WHAT THE TASK ASKS: Copy out each line in the material below that has the word "image".

======== GIVEN ENTRIES

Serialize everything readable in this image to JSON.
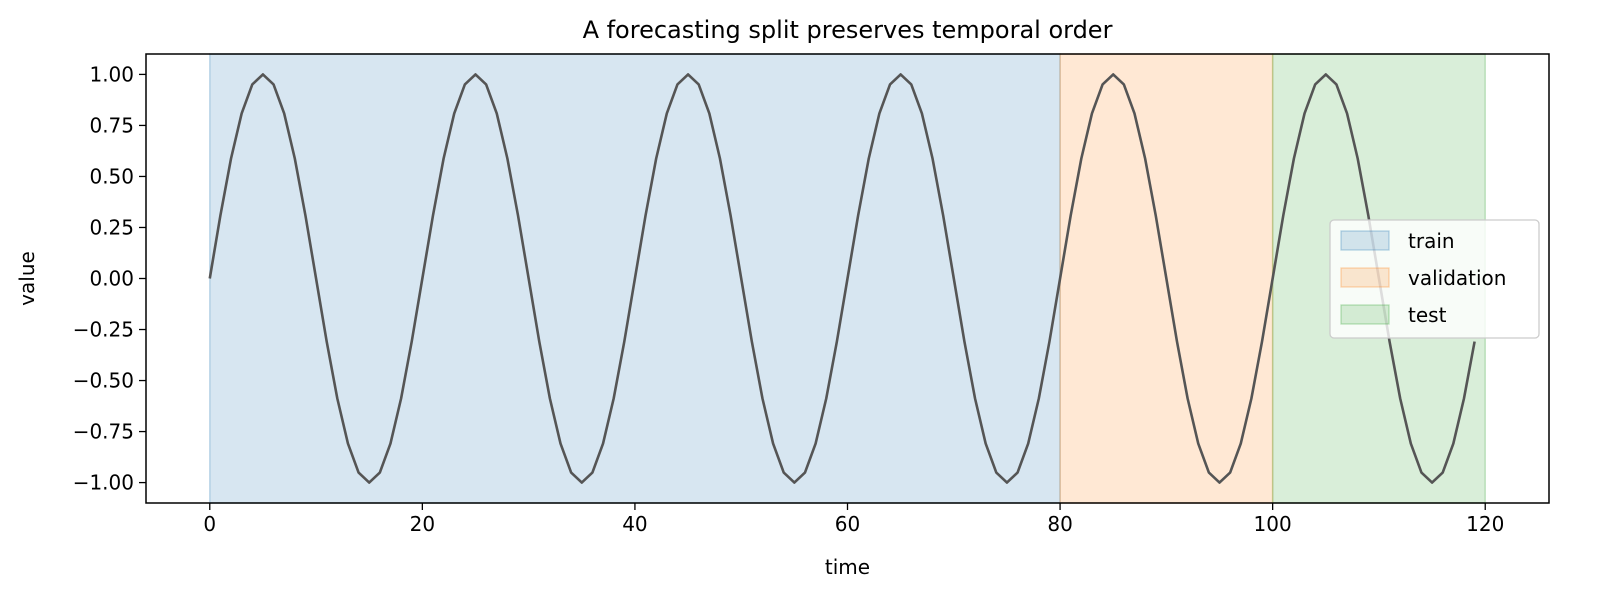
{
  "chart_data": {
    "type": "line",
    "title": "A forecasting split preserves temporal order",
    "xlabel": "time",
    "ylabel": "value",
    "xlim": [
      -6,
      126
    ],
    "ylim": [
      -1.1,
      1.1
    ],
    "xticks": [
      0,
      20,
      40,
      60,
      80,
      100,
      120
    ],
    "xtick_labels": [
      "0",
      "20",
      "40",
      "60",
      "80",
      "100",
      "120"
    ],
    "yticks": [
      1.0,
      0.75,
      0.5,
      0.25,
      0.0,
      -0.25,
      -0.5,
      -0.75,
      -1.0
    ],
    "ytick_labels": [
      "1.00",
      "0.75",
      "0.50",
      "0.25",
      "0.00",
      "−0.25",
      "−0.50",
      "−0.75",
      "−1.00"
    ],
    "grid": false,
    "legend_position": "right",
    "regions": [
      {
        "name": "train",
        "start": 0,
        "end": 80,
        "color": "#1f77b4"
      },
      {
        "name": "validation",
        "start": 80,
        "end": 100,
        "color": "#ff7f0e"
      },
      {
        "name": "test",
        "start": 100,
        "end": 120,
        "color": "#2ca02c"
      }
    ],
    "series": [
      {
        "line_color": "#555555",
        "x": [
          0,
          1,
          2,
          3,
          4,
          5,
          6,
          7,
          8,
          9,
          10,
          11,
          12,
          13,
          14,
          15,
          16,
          17,
          18,
          19,
          20,
          21,
          22,
          23,
          24,
          25,
          26,
          27,
          28,
          29,
          30,
          31,
          32,
          33,
          34,
          35,
          36,
          37,
          38,
          39,
          40,
          41,
          42,
          43,
          44,
          45,
          46,
          47,
          48,
          49,
          50,
          51,
          52,
          53,
          54,
          55,
          56,
          57,
          58,
          59,
          60,
          61,
          62,
          63,
          64,
          65,
          66,
          67,
          68,
          69,
          70,
          71,
          72,
          73,
          74,
          75,
          76,
          77,
          78,
          79,
          80,
          81,
          82,
          83,
          84,
          85,
          86,
          87,
          88,
          89,
          90,
          91,
          92,
          93,
          94,
          95,
          96,
          97,
          98,
          99,
          100,
          101,
          102,
          103,
          104,
          105,
          106,
          107,
          108,
          109,
          110,
          111,
          112,
          113,
          114,
          115,
          116,
          117,
          118,
          119
        ],
        "y": [
          0,
          0.309,
          0.588,
          0.809,
          0.951,
          1,
          0.951,
          0.809,
          0.588,
          0.309,
          0,
          -0.309,
          -0.588,
          -0.809,
          -0.951,
          -1,
          -0.951,
          -0.809,
          -0.588,
          -0.309,
          0,
          0.309,
          0.588,
          0.809,
          0.951,
          1,
          0.951,
          0.809,
          0.588,
          0.309,
          0,
          -0.309,
          -0.588,
          -0.809,
          -0.951,
          -1,
          -0.951,
          -0.809,
          -0.588,
          -0.309,
          0,
          0.309,
          0.588,
          0.809,
          0.951,
          1,
          0.951,
          0.809,
          0.588,
          0.309,
          0,
          -0.309,
          -0.588,
          -0.809,
          -0.951,
          -1,
          -0.951,
          -0.809,
          -0.588,
          -0.309,
          0,
          0.309,
          0.588,
          0.809,
          0.951,
          1,
          0.951,
          0.809,
          0.588,
          0.309,
          0,
          -0.309,
          -0.588,
          -0.809,
          -0.951,
          -1,
          -0.951,
          -0.809,
          -0.588,
          -0.309,
          0,
          0.309,
          0.588,
          0.809,
          0.951,
          1,
          0.951,
          0.809,
          0.588,
          0.309,
          0,
          -0.309,
          -0.588,
          -0.809,
          -0.951,
          -1,
          -0.951,
          -0.809,
          -0.588,
          -0.309,
          0,
          0.309,
          0.588,
          0.809,
          0.951,
          1,
          0.951,
          0.809,
          0.588,
          0.309,
          0,
          -0.309,
          -0.588,
          -0.809,
          -0.951,
          -1,
          -0.951,
          -0.809,
          -0.588,
          -0.309
        ]
      }
    ]
  }
}
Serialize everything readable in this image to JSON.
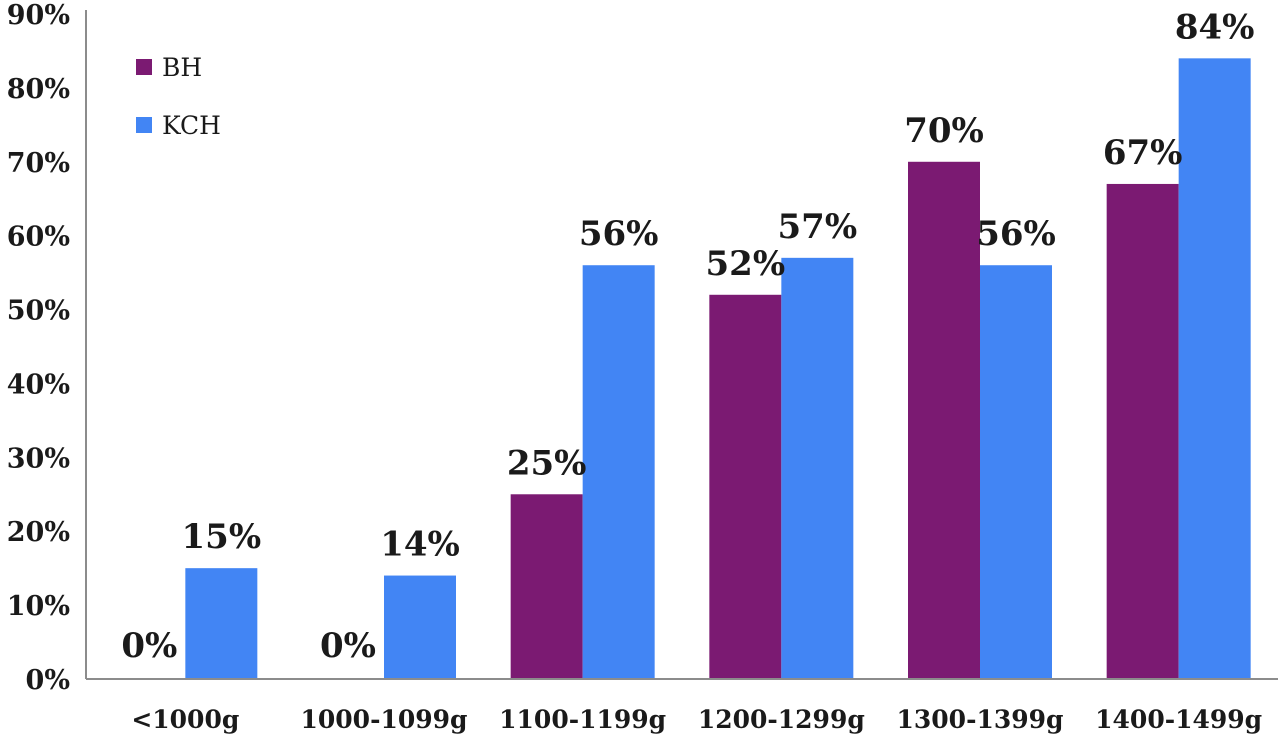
{
  "chart_data": {
    "type": "bar",
    "categories": [
      "<1000g",
      "1000-1099g",
      "1100-1199g",
      "1200-1299g",
      "1300-1399g",
      "1400-1499g"
    ],
    "series": [
      {
        "name": "BH",
        "values": [
          0,
          0,
          25,
          52,
          70,
          67
        ],
        "labels": [
          "0%",
          "0%",
          "25%",
          "52%",
          "70%",
          "67%"
        ],
        "color": "#7b1a72"
      },
      {
        "name": "KCH",
        "values": [
          15,
          14,
          56,
          57,
          56,
          84
        ],
        "labels": [
          "15%",
          "14%",
          "56%",
          "57%",
          "56%",
          "84%"
        ],
        "color": "#4285f4"
      }
    ],
    "yticks": [
      "0%",
      "10%",
      "20%",
      "30%",
      "40%",
      "50%",
      "60%",
      "70%",
      "80%",
      "90%"
    ],
    "ylim": [
      0,
      90
    ],
    "legend": "top-left",
    "grid": false,
    "title": "",
    "xlabel": "",
    "ylabel": ""
  }
}
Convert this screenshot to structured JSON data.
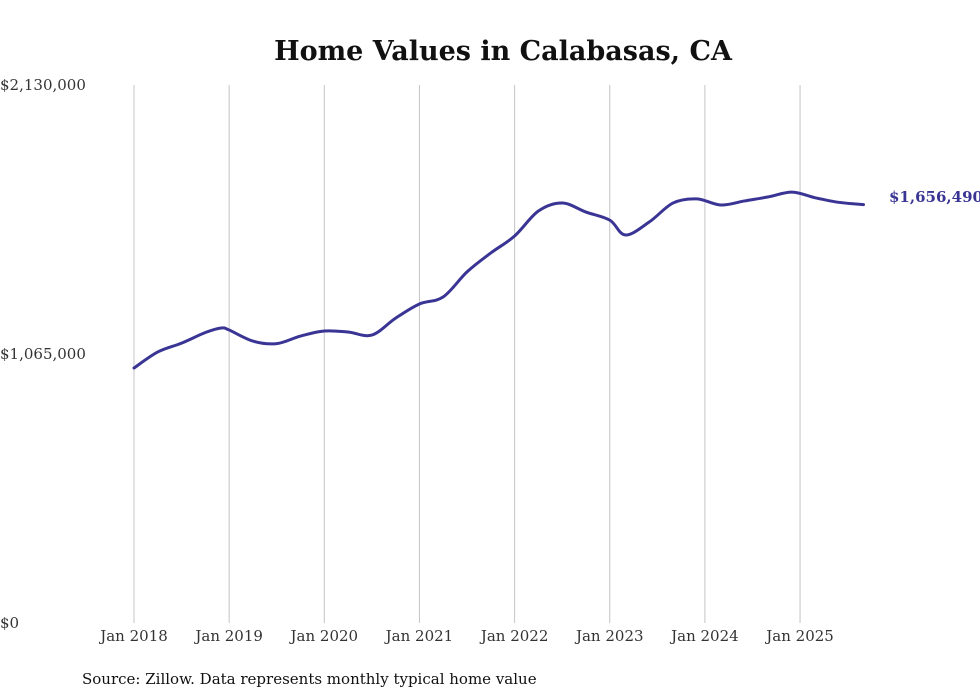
{
  "chart_data": {
    "type": "line",
    "title": "Home Values in Calabasas, CA",
    "xlabel": "",
    "ylabel": "",
    "ylim": [
      0,
      2130000
    ],
    "y_ticks": [
      0,
      1065000,
      2130000
    ],
    "y_tick_labels": [
      "$0",
      "$1,065,000",
      "$2,130,000"
    ],
    "x_tick_labels": [
      "Jan 2018",
      "Jan 2019",
      "Jan 2020",
      "Jan 2021",
      "Jan 2022",
      "Jan 2023",
      "Jan 2024",
      "Jan 2025"
    ],
    "grid": "vertical",
    "series": [
      {
        "name": "Typical home value",
        "color": "#3a3594",
        "x": [
          "2018-01",
          "2018-04",
          "2018-07",
          "2018-10",
          "2018-12",
          "2019-01",
          "2019-04",
          "2019-07",
          "2019-10",
          "2020-01",
          "2020-04",
          "2020-07",
          "2020-10",
          "2021-01",
          "2021-04",
          "2021-07",
          "2021-10",
          "2022-01",
          "2022-04",
          "2022-07",
          "2022-10",
          "2023-01",
          "2023-03",
          "2023-06",
          "2023-09",
          "2023-12",
          "2024-03",
          "2024-06",
          "2024-09",
          "2024-12",
          "2025-03",
          "2025-06",
          "2025-09"
        ],
        "values": [
          1009500,
          1073000,
          1108000,
          1150000,
          1168000,
          1160000,
          1116000,
          1106000,
          1136000,
          1156000,
          1152000,
          1140000,
          1207000,
          1263000,
          1291000,
          1390000,
          1465000,
          1532000,
          1631000,
          1663000,
          1627000,
          1595000,
          1536000,
          1588000,
          1663000,
          1679000,
          1655000,
          1671000,
          1687000,
          1706000,
          1683000,
          1665000,
          1656490
        ]
      }
    ],
    "end_label": "$1,656,490",
    "source": "Source: Zillow. Data represents monthly typical home value"
  }
}
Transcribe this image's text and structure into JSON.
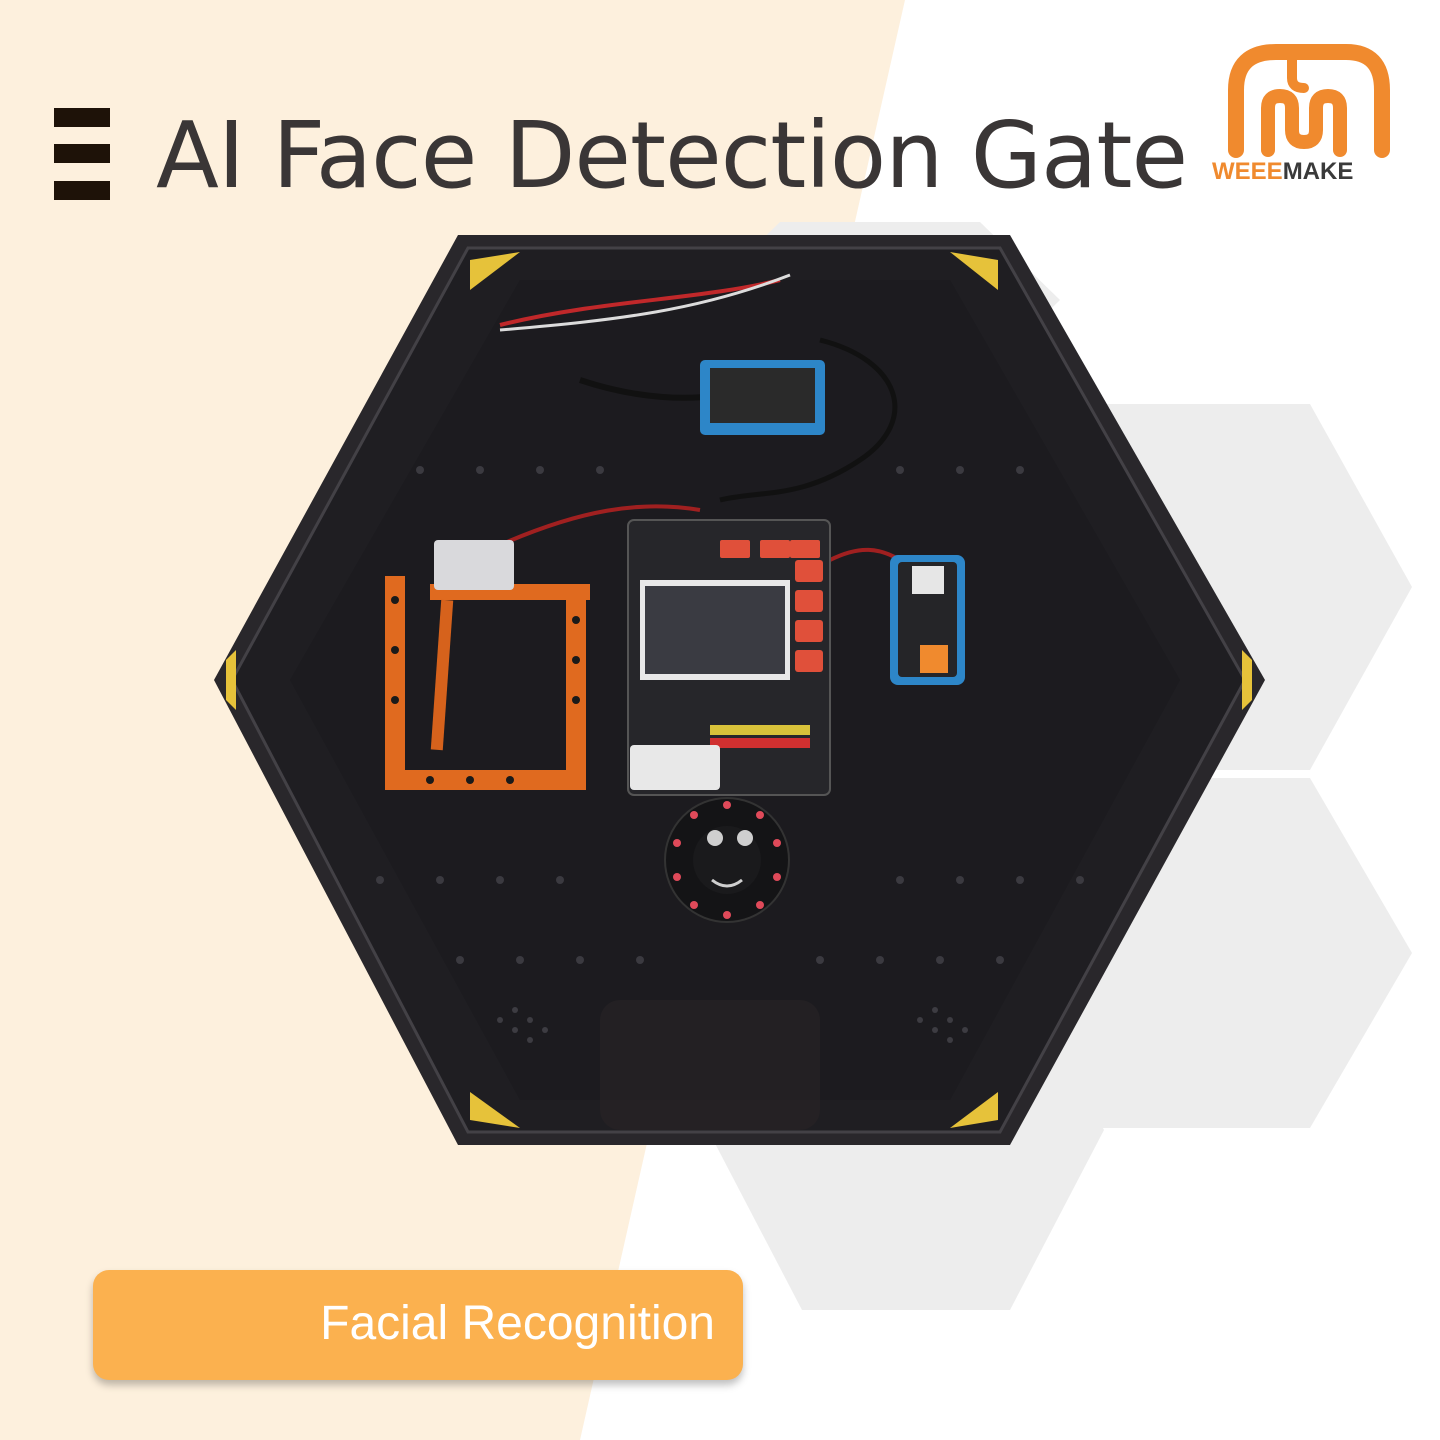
{
  "header": {
    "title": "AI Face Detection Gate",
    "menu_icon": "menu-icon"
  },
  "brand": {
    "logo_icon": "elephant-logo-icon",
    "name_part1": "WEEE",
    "name_part2": "MAKE",
    "color_orange": "#f08a2e",
    "color_dark": "#3a3a3a"
  },
  "product": {
    "image": "hexagonal-gate-kit-photo",
    "modules": [
      "servo-gate-arm",
      "controller-board-with-lcd",
      "dc-power-module",
      "adapter-module",
      "rgb-led-ring"
    ]
  },
  "feature_badge": {
    "label": "Facial Recognition",
    "color": "#fbb14f"
  },
  "colors": {
    "background_peach": "#fdf0dd",
    "hex_gray": "#ededed",
    "title_color": "#3a3636"
  }
}
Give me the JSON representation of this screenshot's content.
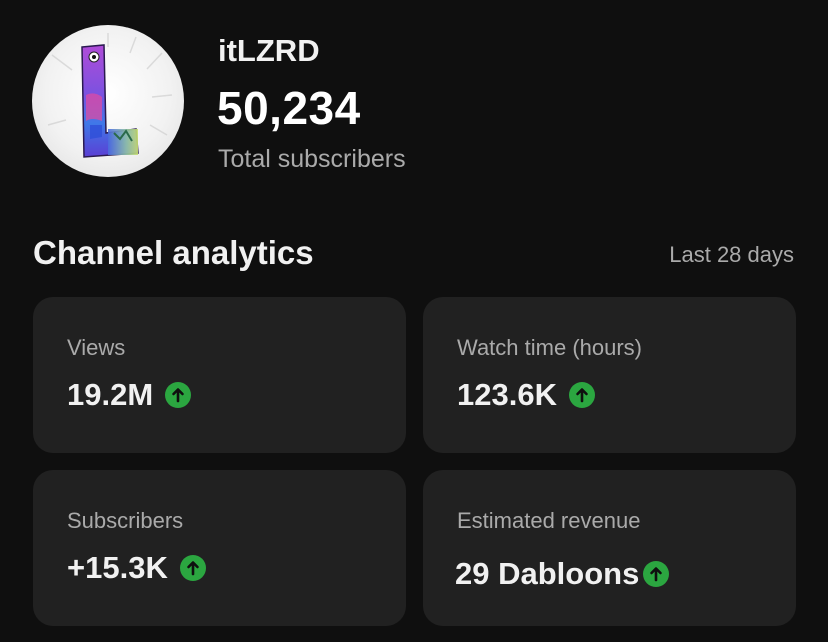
{
  "channel": {
    "name": "itLZRD",
    "subscriber_count": "50,234",
    "subscriber_label": "Total subscribers",
    "avatar_icon": "lizard-letter-l-avatar"
  },
  "analytics": {
    "title": "Channel analytics",
    "period": "Last 28 days",
    "cards": [
      {
        "label": "Views",
        "value": "19.2M",
        "trend": "up"
      },
      {
        "label": "Watch time (hours)",
        "value": "123.6K",
        "trend": "up"
      },
      {
        "label": "Subscribers",
        "value": "+15.3K",
        "trend": "up"
      },
      {
        "label": "Estimated revenue",
        "value": "29 Dabloons",
        "trend": "up"
      }
    ]
  },
  "colors": {
    "background": "#0f0f0f",
    "card": "#212121",
    "trend_up": "#2ba640",
    "primary_text": "#f1f1f1",
    "secondary_text": "#aaaaaa"
  },
  "icons": {
    "trend": "arrow-up-circle-icon"
  }
}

================

COMPLETED TASK:
Serialize everything readable in this image to JSON.
Serialize everything readable in this image to JSON.
Transcribe this image's text and structure into JSON.
    "image": "hexagonal-gate-kit-photo",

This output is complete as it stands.